- Exercise details
Report every line in the listing below where the string "this" shows up.

- Source records
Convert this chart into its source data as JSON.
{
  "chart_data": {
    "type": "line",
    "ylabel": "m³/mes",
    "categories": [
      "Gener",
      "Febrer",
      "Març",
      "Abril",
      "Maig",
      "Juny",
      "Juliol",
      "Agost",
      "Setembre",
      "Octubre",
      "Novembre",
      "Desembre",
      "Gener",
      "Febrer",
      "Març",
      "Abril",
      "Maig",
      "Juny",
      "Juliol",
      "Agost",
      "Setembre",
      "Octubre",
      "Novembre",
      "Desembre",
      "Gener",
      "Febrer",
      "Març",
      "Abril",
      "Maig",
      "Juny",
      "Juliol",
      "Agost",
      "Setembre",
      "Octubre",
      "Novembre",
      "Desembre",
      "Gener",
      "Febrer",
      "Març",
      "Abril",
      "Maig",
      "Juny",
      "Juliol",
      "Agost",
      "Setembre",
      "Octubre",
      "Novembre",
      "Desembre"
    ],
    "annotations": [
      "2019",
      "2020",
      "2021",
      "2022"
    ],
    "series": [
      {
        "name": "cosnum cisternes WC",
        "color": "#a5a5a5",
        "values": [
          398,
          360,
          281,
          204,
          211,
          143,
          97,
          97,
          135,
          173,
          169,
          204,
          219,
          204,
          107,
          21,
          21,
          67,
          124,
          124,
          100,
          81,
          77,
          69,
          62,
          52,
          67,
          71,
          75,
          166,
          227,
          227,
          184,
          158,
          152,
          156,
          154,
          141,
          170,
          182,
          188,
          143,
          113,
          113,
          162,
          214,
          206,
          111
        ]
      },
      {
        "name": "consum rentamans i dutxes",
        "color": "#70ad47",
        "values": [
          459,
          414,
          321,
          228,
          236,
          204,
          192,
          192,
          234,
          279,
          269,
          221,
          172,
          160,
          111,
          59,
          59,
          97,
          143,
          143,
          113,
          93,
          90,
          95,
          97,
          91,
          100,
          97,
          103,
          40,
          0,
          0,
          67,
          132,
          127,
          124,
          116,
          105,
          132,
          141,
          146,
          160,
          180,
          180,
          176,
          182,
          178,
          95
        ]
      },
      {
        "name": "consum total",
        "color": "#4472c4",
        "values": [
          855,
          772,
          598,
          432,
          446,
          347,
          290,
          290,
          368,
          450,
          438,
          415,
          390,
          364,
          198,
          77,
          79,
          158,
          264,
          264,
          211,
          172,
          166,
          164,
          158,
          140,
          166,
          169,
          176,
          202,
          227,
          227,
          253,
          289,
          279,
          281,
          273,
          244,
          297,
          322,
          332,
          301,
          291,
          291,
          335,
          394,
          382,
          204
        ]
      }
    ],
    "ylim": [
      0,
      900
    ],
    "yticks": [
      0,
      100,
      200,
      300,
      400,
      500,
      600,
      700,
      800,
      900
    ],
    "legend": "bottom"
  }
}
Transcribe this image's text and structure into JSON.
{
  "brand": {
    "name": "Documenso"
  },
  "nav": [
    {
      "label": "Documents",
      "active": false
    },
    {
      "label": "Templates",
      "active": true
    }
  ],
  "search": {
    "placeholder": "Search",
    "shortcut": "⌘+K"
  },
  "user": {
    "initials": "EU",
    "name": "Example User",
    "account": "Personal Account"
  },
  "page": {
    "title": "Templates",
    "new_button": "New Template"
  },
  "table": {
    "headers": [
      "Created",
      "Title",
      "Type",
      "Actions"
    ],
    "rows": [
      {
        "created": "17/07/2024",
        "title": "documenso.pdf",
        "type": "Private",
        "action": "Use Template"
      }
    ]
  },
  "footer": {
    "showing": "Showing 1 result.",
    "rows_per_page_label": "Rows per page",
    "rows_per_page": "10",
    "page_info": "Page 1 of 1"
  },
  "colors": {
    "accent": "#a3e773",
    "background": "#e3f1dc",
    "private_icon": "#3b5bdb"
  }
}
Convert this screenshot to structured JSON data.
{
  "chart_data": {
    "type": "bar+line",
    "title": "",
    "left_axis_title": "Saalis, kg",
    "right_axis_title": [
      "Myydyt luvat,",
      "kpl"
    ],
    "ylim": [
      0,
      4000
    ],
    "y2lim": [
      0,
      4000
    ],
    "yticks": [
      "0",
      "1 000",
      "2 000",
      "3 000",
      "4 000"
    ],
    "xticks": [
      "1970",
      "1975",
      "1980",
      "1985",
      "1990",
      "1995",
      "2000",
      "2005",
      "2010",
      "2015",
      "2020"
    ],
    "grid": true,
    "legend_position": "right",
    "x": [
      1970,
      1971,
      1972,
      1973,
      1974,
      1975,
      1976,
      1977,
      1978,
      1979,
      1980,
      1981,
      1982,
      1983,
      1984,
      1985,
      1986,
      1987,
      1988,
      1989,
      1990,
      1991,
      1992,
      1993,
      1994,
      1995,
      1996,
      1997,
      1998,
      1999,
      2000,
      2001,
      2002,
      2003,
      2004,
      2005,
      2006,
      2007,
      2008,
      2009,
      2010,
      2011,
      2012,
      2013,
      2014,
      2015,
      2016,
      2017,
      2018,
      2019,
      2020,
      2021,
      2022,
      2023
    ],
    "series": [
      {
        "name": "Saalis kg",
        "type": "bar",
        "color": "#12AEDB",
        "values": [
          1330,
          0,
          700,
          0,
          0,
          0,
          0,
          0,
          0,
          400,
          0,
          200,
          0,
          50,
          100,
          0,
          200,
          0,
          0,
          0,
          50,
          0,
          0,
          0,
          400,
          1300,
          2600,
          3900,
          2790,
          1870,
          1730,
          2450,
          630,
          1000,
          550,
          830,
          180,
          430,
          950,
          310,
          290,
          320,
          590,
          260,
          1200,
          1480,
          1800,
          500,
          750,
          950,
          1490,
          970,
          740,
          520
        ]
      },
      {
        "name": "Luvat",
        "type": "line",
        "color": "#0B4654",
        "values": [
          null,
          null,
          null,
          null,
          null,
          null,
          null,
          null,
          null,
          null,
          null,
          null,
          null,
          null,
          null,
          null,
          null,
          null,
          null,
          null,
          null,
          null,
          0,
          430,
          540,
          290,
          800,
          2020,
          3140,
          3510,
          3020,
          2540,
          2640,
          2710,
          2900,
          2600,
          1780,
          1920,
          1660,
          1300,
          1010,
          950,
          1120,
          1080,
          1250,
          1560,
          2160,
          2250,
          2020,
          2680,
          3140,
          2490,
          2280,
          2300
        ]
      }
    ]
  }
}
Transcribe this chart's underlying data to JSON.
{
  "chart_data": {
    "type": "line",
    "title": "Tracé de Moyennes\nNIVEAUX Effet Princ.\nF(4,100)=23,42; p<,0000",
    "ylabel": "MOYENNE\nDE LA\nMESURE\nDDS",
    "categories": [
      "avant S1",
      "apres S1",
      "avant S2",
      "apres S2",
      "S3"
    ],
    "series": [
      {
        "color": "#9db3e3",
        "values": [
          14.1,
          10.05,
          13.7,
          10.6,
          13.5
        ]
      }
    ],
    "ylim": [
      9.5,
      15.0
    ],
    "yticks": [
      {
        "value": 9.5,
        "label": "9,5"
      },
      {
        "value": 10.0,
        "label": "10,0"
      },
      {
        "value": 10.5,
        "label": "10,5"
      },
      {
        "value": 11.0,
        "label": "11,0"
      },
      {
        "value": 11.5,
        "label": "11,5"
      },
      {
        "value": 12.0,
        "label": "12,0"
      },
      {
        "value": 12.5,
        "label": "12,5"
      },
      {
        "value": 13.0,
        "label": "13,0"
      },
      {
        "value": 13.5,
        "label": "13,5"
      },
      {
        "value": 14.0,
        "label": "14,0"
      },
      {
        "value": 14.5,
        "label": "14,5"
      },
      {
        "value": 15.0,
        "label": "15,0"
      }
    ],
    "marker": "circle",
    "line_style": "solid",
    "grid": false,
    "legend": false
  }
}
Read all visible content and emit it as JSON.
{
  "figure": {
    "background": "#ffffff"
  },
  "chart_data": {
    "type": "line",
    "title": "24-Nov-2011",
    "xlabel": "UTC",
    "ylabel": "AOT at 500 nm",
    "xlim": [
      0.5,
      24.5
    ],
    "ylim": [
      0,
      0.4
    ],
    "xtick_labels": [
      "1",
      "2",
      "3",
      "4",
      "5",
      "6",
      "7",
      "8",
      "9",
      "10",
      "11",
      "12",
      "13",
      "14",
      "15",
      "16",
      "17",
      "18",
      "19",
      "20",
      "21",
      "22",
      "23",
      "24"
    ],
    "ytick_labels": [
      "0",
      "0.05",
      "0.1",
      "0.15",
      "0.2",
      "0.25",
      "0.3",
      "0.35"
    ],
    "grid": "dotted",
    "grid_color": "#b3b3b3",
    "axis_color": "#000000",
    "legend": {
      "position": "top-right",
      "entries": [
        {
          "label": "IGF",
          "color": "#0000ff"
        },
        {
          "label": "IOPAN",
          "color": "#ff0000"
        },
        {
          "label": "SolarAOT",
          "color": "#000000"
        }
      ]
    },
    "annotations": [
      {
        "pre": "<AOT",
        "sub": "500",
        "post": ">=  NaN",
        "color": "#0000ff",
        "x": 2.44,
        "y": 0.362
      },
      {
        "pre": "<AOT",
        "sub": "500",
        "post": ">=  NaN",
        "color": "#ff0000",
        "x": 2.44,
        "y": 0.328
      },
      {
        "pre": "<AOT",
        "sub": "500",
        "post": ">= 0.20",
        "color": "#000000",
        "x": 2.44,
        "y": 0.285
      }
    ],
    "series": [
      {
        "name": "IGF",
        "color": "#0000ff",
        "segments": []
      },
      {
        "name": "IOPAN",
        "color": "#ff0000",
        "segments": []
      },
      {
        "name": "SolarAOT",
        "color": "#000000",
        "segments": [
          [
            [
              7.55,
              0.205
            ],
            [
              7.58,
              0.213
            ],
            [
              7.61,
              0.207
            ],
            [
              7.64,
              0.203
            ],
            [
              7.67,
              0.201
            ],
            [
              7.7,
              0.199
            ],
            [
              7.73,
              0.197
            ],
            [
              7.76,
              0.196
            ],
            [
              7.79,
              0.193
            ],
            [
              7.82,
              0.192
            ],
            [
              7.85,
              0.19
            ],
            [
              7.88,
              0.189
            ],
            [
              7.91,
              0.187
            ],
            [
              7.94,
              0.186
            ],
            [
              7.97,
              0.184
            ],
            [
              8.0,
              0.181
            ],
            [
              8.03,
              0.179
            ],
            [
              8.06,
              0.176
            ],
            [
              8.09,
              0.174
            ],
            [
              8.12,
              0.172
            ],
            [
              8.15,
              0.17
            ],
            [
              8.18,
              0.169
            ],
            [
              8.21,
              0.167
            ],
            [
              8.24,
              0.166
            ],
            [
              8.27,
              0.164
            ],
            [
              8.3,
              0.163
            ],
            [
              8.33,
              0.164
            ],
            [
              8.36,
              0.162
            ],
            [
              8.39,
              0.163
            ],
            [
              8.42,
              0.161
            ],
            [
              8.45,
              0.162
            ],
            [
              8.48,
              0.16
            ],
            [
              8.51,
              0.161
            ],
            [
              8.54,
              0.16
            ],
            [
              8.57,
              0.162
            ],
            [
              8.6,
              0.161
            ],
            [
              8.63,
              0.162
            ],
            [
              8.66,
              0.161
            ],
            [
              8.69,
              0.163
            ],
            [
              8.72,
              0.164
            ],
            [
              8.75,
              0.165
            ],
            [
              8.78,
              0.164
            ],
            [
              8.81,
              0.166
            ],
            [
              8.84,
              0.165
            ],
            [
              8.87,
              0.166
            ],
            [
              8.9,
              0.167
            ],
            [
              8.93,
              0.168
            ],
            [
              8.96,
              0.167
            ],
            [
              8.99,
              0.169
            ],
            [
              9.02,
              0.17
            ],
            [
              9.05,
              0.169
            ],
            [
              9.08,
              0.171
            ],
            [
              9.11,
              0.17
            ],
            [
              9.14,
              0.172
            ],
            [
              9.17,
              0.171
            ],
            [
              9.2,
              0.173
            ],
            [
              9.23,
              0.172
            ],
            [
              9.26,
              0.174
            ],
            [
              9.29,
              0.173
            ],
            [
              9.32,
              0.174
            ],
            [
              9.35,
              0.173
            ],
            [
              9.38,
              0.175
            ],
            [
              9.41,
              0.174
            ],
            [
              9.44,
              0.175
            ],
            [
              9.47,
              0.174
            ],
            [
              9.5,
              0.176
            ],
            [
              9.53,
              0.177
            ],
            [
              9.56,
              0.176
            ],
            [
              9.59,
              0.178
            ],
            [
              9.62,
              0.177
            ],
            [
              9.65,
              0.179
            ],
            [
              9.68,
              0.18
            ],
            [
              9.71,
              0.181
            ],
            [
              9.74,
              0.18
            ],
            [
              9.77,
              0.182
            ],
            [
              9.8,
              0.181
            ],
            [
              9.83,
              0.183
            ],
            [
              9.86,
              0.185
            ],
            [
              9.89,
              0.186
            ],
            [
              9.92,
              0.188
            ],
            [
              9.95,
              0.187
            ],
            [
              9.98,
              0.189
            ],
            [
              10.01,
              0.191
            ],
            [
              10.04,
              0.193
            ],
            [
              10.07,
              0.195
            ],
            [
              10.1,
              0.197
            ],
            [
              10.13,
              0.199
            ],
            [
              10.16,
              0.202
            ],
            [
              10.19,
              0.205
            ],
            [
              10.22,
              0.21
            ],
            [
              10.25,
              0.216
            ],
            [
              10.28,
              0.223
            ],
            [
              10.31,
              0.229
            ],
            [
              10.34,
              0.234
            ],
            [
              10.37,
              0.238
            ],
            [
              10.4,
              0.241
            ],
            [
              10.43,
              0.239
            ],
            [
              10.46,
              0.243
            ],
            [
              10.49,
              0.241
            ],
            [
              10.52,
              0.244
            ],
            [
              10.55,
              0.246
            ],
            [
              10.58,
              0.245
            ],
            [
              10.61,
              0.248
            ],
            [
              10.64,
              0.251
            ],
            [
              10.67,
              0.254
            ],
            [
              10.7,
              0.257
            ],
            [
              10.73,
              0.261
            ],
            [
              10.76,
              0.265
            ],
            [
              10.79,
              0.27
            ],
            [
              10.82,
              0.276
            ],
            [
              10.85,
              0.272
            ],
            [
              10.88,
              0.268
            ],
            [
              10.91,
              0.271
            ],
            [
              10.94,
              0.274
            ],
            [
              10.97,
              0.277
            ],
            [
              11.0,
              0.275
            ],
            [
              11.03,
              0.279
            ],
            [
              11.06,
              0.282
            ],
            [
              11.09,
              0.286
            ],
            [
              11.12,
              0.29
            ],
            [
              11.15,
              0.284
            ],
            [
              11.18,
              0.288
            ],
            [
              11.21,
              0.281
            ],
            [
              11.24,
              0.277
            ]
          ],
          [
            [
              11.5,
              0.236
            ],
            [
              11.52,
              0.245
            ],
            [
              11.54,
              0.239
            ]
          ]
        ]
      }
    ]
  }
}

- Response
Convert this chart into its source data as JSON.
Transcribe this image's text and structure into JSON.
Convert this screenshot to structured JSON data.
Transcribe this chart's underlying data to JSON.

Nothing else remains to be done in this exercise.